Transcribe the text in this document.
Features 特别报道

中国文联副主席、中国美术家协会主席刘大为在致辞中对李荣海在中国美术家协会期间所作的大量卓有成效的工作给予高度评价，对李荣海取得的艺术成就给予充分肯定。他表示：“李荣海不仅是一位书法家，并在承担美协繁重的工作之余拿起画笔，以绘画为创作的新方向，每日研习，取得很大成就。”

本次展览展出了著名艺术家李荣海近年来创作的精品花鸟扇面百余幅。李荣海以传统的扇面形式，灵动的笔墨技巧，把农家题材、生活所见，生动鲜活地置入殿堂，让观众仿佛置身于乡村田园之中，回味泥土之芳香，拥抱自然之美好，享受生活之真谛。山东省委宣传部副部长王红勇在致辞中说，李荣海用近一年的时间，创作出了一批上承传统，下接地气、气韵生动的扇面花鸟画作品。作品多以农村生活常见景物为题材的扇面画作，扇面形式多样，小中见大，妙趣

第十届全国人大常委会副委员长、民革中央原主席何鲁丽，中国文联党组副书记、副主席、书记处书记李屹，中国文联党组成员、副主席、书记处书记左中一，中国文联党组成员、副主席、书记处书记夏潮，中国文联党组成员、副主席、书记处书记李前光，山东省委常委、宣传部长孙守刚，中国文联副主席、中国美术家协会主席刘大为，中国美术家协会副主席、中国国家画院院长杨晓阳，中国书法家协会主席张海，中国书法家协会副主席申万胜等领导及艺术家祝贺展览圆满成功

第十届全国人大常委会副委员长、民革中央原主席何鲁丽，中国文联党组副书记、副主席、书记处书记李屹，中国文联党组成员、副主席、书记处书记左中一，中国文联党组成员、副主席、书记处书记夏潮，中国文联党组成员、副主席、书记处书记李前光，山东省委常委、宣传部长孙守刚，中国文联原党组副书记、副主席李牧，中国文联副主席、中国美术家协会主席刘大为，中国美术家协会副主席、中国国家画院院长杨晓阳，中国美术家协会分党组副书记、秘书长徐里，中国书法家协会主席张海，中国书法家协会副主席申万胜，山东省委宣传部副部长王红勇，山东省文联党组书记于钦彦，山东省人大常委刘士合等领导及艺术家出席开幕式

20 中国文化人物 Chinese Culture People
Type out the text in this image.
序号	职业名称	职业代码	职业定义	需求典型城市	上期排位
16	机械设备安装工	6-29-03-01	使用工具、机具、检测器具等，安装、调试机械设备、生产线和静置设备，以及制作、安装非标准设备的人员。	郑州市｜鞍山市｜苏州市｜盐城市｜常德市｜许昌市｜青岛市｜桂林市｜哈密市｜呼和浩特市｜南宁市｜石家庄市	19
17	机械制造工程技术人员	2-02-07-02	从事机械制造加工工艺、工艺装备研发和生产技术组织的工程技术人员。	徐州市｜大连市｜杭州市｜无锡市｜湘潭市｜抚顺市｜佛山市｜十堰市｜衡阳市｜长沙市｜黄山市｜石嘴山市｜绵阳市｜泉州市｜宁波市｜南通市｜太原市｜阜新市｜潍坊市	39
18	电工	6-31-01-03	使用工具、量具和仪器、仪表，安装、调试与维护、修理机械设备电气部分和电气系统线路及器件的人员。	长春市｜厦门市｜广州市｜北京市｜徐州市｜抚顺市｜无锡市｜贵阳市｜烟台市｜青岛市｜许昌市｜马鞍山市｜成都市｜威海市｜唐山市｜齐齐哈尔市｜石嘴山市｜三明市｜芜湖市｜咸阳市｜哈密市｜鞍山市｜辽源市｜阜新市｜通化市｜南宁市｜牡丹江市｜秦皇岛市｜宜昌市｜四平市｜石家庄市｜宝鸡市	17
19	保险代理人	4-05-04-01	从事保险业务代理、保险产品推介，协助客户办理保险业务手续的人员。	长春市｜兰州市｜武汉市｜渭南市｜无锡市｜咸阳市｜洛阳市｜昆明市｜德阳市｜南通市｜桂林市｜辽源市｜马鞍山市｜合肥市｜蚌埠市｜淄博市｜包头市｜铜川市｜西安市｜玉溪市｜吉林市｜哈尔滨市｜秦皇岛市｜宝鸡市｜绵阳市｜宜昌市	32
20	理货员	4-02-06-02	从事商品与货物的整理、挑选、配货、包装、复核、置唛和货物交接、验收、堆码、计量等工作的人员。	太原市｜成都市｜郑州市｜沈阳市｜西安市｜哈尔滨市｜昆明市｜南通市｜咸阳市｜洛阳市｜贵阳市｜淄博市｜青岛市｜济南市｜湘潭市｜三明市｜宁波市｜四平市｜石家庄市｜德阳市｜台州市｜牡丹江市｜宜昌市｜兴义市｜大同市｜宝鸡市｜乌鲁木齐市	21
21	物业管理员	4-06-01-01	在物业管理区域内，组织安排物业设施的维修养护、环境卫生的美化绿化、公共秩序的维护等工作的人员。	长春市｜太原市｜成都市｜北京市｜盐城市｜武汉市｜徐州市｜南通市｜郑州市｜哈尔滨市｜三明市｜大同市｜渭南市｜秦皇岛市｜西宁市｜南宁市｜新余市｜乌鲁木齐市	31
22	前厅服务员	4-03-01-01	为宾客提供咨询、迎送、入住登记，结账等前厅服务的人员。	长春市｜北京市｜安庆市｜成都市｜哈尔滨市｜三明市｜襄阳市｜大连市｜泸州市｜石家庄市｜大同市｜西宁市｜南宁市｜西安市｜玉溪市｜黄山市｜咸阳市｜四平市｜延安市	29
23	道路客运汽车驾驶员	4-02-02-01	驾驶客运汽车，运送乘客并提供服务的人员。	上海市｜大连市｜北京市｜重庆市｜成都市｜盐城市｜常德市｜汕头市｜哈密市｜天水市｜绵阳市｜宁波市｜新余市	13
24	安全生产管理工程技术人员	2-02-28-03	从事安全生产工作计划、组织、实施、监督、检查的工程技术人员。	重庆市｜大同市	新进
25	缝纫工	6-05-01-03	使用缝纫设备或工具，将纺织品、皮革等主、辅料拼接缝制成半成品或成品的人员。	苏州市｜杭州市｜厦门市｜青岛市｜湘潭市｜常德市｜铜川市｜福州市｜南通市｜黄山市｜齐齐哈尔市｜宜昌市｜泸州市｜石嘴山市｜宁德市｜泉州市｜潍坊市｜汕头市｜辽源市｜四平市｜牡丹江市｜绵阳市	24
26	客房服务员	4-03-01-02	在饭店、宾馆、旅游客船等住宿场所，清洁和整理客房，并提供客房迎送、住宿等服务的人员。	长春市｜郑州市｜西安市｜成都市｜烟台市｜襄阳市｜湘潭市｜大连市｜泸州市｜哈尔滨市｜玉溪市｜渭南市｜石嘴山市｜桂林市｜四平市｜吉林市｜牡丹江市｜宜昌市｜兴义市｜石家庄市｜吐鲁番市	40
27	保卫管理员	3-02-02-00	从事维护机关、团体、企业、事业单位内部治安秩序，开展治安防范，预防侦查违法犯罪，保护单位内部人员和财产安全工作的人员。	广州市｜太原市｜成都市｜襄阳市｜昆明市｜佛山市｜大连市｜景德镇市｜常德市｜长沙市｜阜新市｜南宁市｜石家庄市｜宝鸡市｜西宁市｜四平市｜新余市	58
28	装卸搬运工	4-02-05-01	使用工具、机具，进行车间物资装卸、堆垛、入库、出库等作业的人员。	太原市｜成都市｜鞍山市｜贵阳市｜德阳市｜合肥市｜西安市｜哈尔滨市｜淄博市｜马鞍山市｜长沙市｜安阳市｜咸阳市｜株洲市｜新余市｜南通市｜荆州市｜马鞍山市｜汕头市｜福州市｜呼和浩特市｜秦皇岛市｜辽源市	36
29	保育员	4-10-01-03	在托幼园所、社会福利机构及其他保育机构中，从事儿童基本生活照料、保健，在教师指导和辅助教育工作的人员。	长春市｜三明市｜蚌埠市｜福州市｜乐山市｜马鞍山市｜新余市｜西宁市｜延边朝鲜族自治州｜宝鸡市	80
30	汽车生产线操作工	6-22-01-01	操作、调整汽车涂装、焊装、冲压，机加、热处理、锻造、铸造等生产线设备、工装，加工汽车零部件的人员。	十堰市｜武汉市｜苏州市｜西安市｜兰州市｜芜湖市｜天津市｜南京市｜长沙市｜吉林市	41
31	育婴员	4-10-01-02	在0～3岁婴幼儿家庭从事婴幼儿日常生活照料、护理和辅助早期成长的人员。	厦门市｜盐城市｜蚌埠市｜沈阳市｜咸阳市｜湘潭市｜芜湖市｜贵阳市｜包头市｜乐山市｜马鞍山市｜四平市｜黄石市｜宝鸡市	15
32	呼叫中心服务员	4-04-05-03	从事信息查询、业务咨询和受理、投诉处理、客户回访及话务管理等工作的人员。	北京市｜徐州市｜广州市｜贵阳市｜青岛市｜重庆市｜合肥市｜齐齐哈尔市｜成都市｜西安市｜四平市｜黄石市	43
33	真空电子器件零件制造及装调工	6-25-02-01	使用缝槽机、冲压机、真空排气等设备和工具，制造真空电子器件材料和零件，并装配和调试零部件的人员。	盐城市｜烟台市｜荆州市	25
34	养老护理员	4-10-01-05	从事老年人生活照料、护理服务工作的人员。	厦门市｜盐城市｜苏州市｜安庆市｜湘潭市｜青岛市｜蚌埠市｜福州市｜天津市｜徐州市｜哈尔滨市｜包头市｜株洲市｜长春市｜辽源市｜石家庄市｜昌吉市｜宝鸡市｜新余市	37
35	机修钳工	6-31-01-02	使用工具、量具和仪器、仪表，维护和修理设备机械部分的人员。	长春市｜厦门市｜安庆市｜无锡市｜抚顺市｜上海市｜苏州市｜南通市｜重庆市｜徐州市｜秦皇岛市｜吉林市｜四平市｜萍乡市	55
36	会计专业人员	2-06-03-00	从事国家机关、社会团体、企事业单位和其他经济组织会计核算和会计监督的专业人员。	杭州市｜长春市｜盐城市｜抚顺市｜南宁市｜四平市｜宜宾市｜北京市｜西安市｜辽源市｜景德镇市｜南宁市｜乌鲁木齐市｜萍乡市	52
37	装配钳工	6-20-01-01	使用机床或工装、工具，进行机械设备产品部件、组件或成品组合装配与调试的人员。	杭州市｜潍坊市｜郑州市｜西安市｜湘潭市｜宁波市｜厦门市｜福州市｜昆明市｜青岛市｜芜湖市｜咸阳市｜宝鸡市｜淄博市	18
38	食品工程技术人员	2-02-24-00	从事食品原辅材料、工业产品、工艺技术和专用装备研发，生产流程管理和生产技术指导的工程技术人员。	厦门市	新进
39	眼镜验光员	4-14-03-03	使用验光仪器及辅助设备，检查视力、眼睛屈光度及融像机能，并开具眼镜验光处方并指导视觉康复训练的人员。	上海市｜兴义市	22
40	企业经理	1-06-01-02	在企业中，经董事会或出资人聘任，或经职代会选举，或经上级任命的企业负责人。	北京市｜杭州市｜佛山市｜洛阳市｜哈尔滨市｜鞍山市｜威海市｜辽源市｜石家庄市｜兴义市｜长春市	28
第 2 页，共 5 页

• • •

*DO THIS*: Only a number is expected here: the count of lines in the listing that hold the string "景德镇市".

*ANSWER*: 2